→ Extracted text:
+ + + + +
Communications Supply Holdings, Inc. (Holdings) was incorporated in Delaware in 2004
for the purpose of acquiring and holding ownership of CSC. Effective May 4, 2004, CSC became a
wholly owned subsidiary of Holdings via a merger transaction.
Holdings, on a consolidated basis with CSC, Calvert Wire & Cable Corporation and Liberty
Wire and Cable, Inc. both acquired in 2006 (see Note 4) are collectively referred to herein as the
Company.
2. SUMMARY OF SIGNIFICANT ACCOUNTING POLICIES
Basis of Presentation
The consolidated financial statements of the Company include the accounts of Holdings and
its wholly owned operating subsidiaries. All significant intercompany balances and transactions
have been eliminated in consolidation. Certain reclassifications have been made in the prior years
financial statements to conform to the current year presentation.
The Company traditionally operates on a 52- to 53-week fiscal year ending on the last
Friday in December.
Recent Accounting Pronouncements
In July 2006, the Financial Accounting Standards Board (the FASB) issued FASB
Interpretation No. 48, Accounting for Uncertainty in Income Taxes an interpretation of FASB
Statement No. 109 (FIN 48). This statement clarifies the accounting for uncertainty in income
taxes recognized in an entitys financial statements in accordance with SFAS No. 109, Accounting
for Income Taxes. It prescribes a recognition threshold and measurement attribute for financial
statement disclosure of tax positions taken or expected to be taken on a tax return. FIN 48 is
effective for fiscal years beginning after December 15, 2006. Consistent with its requirements, the
Company will adopt FIN 48 for its fiscal year beginning December 31, 2006. The Company is in
process of evaluating the effect that implementation of FIN 48 will have on its financial position,
results of operations and cash flows.
In September 2006, the FASB issued SFAS No. 157, Fair Value Measurements (SFAS 157) which
defines fair value, establishes a framework for measuring fair value in generally accepted
accounting principles, and expands disclosures about fair value measurements. SFAS 157 is
effective for fiscal years beginning after November 15, 2007. The Company is currently evaluating
the effect that implementation of SFAS 157 will have on its financial position, results of
operations, and cash flows.
Use of Estimates
The preparation of financial statements in conformity with accounting principles
generally accepted in the United States requires management to make estimates and assumptions that
affect amounts reported in the financial statements and accompanying notes. Actual results could
differ from those estimates.
F-5
COMMUNICATIONS SUPPLY HOLDINGS, INC. & SUBSIDIARIES
NOTES TO CONDENSED CONSOLIDATED FINANCIAL STATEMENTS (Continued)
+ + + + +
→ Source data:
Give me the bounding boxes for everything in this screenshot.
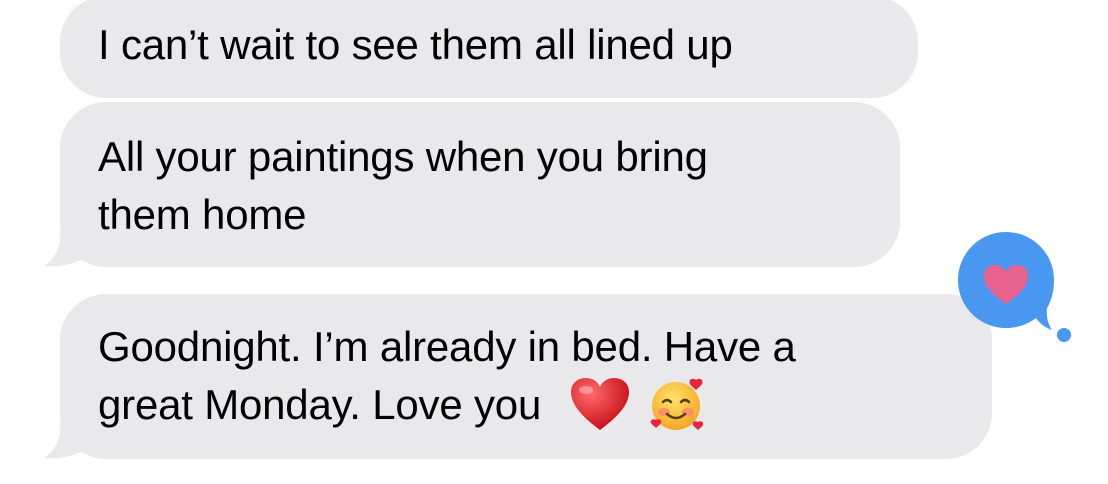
+ + + + +
→ Set problem A: According to the financial statement notes, why will the Company adopt FIN 48 for its fiscal year beginning December 31, 2006?
→ Set problem B: Transcribe the stretch of the financial statement notes from "2. SUMMARY OF" through "current year presentation.".

→ Response A: FIN 48 is effective for fiscal years beginning after December 15, 2006. The Company's fiscal year beginning December 31, 2006 is the first that falls after that date, so it adopts FIN 48 then, consistent with those requirements.

→ Response B:
2. SUMMARY OF SIGNIFICANT ACCOUNTING POLICIES
Basis of Presentation
The consolidated financial statements of the Company include the accounts of Holdings and
its wholly owned operating subsidiaries. All significant intercompany balances and transactions
have been eliminated in consolidation. Certain reclassifications have been made in the prior years
financial statements to conform to the current year presentation.